## START
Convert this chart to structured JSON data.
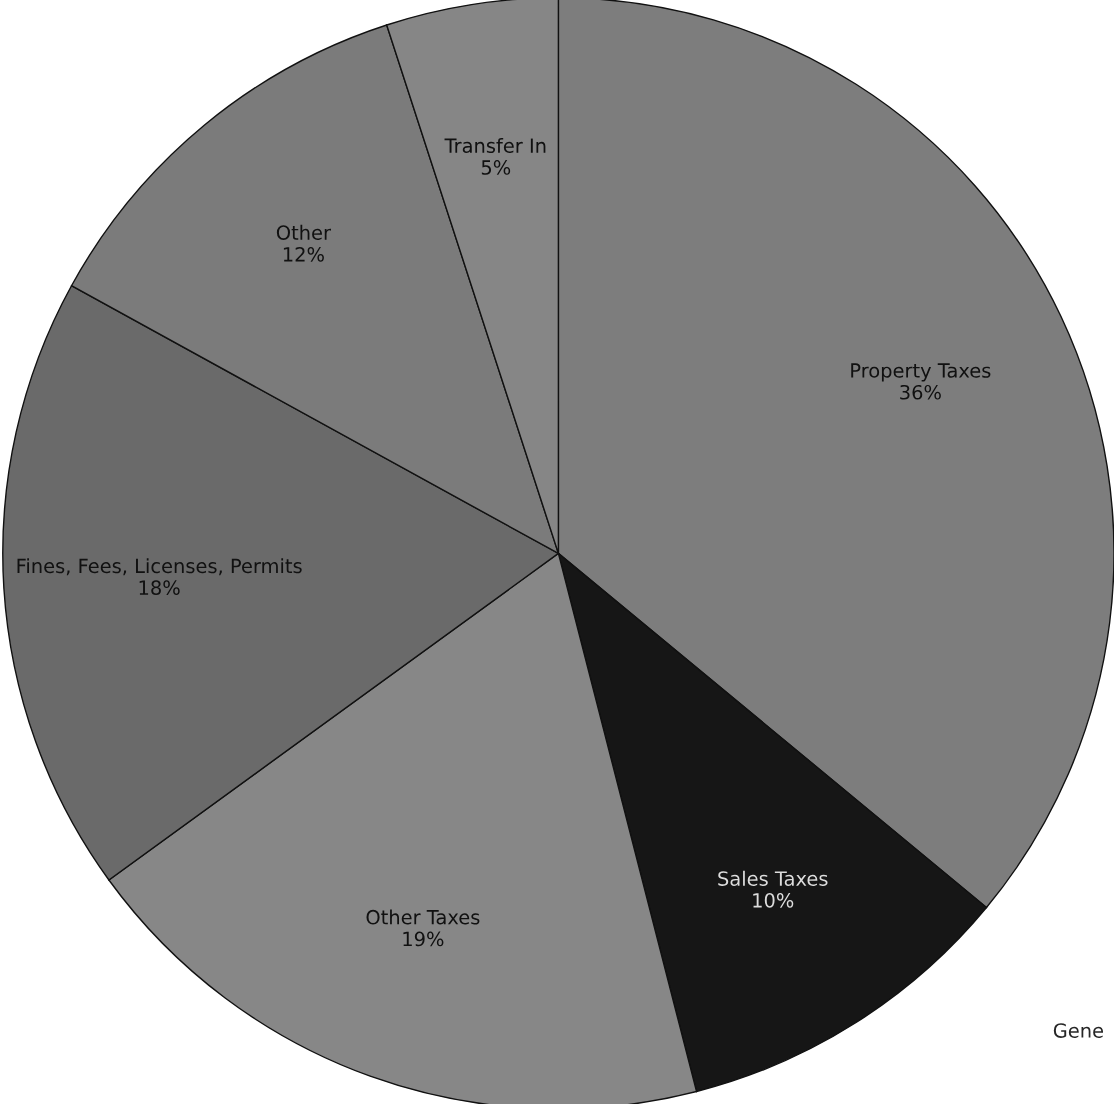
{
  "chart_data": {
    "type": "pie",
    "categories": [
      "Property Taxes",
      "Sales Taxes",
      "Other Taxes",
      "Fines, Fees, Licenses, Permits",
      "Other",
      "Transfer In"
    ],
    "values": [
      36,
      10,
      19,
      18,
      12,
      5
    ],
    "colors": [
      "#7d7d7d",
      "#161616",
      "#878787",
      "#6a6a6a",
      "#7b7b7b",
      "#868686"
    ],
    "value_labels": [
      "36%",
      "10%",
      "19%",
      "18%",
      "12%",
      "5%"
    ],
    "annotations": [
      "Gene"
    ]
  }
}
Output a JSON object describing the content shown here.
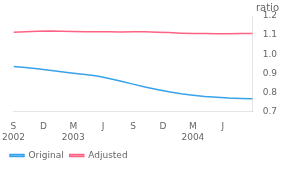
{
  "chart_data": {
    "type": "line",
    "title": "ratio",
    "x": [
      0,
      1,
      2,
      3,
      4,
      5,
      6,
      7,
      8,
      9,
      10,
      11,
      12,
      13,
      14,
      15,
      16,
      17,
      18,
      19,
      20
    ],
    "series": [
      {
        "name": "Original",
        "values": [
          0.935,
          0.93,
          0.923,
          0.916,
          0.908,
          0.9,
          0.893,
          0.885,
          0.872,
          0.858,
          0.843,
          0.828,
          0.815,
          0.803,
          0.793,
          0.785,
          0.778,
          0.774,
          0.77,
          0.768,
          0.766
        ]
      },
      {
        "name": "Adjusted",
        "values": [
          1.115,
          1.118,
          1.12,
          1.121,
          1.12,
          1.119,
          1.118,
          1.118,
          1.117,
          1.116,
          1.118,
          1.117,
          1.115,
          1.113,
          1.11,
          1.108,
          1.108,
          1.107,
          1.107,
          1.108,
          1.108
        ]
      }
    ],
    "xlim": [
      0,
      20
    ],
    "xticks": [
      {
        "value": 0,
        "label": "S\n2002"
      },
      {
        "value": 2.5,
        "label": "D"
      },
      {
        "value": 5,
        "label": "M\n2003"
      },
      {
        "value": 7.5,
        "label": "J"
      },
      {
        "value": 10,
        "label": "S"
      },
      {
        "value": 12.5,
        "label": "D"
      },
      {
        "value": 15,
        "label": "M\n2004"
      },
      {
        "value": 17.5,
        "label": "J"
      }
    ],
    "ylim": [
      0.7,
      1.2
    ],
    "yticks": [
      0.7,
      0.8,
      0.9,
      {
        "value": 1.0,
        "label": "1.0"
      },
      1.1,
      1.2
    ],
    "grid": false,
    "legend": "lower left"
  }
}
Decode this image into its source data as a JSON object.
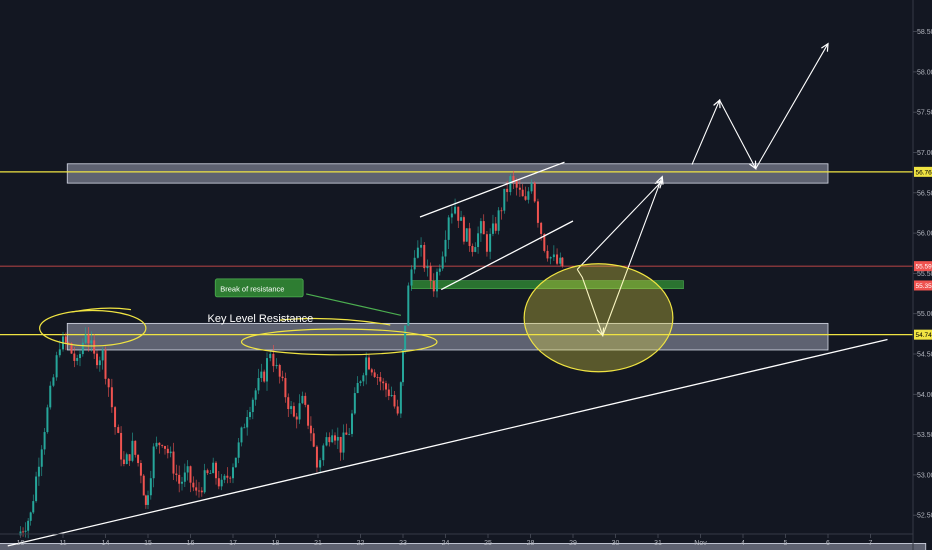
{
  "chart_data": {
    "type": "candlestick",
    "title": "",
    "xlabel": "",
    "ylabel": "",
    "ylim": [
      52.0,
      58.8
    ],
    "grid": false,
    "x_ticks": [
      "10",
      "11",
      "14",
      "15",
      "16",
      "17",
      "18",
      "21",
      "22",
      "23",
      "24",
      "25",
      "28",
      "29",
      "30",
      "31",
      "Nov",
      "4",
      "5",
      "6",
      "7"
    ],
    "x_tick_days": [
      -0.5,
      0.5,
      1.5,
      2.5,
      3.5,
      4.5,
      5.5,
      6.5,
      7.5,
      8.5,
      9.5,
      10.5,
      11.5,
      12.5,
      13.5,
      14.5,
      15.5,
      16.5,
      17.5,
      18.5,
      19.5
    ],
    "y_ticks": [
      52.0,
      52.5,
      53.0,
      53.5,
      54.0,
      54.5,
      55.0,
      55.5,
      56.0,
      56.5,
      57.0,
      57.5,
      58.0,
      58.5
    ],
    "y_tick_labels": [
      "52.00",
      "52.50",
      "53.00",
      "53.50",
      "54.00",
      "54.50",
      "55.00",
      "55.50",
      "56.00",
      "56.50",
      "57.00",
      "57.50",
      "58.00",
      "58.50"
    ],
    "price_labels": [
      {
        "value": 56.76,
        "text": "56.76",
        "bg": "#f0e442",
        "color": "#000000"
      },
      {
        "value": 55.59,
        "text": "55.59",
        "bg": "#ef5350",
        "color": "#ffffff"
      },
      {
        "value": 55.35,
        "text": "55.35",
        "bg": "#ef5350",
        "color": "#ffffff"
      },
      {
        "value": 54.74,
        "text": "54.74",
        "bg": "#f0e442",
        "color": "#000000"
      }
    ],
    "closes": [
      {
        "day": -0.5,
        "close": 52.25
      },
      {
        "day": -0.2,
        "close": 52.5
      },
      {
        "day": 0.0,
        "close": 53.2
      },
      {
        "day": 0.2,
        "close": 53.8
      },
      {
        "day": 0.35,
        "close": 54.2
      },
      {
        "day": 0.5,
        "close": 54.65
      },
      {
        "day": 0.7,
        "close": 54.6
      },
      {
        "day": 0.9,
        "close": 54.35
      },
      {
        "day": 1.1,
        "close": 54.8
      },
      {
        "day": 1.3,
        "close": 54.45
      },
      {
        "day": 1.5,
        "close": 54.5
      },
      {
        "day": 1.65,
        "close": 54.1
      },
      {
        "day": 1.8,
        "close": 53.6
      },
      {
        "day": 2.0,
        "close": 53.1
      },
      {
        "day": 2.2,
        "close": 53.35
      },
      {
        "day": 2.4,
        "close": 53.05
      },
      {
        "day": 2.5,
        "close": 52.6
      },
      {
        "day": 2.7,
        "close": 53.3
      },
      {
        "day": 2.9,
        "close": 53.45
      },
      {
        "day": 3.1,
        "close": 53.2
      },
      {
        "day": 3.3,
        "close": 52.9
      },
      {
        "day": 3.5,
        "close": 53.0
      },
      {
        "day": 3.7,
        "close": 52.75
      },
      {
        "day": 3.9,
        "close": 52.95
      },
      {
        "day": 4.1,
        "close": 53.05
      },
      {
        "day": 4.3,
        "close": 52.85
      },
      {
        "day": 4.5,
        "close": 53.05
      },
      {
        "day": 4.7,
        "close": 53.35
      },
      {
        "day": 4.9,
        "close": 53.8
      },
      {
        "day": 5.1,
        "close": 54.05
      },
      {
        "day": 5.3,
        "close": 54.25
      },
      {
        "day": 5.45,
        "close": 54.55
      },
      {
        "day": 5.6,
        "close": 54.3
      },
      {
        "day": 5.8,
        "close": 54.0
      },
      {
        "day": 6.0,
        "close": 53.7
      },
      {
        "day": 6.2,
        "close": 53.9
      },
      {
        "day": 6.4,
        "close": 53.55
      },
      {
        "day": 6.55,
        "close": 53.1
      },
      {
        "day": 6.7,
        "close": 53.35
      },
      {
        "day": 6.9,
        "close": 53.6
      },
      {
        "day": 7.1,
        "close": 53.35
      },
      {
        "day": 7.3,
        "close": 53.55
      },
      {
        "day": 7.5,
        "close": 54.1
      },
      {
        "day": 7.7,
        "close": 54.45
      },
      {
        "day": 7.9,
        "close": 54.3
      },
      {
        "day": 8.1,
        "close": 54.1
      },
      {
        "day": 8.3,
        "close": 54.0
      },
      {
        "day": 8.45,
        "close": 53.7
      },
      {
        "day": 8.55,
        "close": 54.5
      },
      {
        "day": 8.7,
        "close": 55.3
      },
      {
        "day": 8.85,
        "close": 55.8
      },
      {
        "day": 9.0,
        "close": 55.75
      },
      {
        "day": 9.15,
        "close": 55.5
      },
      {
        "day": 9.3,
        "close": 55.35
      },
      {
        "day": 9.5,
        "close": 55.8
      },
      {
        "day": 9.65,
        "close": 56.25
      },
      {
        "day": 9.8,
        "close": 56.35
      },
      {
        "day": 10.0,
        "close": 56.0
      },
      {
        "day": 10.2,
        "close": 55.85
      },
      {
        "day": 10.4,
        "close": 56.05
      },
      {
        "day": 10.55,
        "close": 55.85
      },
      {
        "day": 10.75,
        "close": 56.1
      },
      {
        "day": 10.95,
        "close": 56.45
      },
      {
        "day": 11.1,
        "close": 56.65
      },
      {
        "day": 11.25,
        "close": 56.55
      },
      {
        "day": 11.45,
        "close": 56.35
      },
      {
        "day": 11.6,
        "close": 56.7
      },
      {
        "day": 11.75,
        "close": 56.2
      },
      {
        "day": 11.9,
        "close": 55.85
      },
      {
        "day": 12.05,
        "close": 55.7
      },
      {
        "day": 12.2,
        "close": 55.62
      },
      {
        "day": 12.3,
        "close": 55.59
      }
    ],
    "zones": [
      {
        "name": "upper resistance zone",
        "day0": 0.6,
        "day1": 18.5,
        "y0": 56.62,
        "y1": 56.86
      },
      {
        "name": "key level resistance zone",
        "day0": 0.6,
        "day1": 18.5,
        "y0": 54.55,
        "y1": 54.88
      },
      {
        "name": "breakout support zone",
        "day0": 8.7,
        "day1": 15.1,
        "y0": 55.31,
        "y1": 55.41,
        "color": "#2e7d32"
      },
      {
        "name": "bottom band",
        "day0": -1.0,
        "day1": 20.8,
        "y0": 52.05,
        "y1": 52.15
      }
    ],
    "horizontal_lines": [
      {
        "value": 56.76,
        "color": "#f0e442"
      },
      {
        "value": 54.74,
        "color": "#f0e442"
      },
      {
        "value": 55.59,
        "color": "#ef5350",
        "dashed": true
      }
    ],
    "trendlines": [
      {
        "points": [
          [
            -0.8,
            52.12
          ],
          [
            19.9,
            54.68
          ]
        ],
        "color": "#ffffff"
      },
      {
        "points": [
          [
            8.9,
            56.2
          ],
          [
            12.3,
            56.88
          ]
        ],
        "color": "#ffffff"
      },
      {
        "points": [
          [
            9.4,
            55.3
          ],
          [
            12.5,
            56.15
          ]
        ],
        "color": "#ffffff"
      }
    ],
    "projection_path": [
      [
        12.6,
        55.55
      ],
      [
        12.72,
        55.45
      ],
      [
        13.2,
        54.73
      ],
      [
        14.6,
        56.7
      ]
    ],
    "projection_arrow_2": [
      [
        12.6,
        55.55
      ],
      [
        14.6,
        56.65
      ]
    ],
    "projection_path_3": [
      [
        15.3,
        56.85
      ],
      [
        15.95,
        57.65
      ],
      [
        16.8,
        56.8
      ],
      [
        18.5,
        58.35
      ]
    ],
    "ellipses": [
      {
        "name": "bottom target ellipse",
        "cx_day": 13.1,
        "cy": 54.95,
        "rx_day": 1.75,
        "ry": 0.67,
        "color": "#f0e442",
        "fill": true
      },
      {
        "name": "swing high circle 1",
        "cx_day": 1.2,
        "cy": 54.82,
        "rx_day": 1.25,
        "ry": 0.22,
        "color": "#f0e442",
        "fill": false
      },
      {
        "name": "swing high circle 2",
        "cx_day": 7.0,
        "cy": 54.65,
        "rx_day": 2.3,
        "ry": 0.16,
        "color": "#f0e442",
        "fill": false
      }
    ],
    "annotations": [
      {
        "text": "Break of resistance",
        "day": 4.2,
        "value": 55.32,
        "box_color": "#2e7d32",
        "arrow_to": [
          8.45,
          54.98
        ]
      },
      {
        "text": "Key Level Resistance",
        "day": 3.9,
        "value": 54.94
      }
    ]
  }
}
## END
Identify and extract each line of the listing that contains "this".

* _Exercise output_
Convert this chart to structured JSON data.
Decode this image into its source data as a JSON object.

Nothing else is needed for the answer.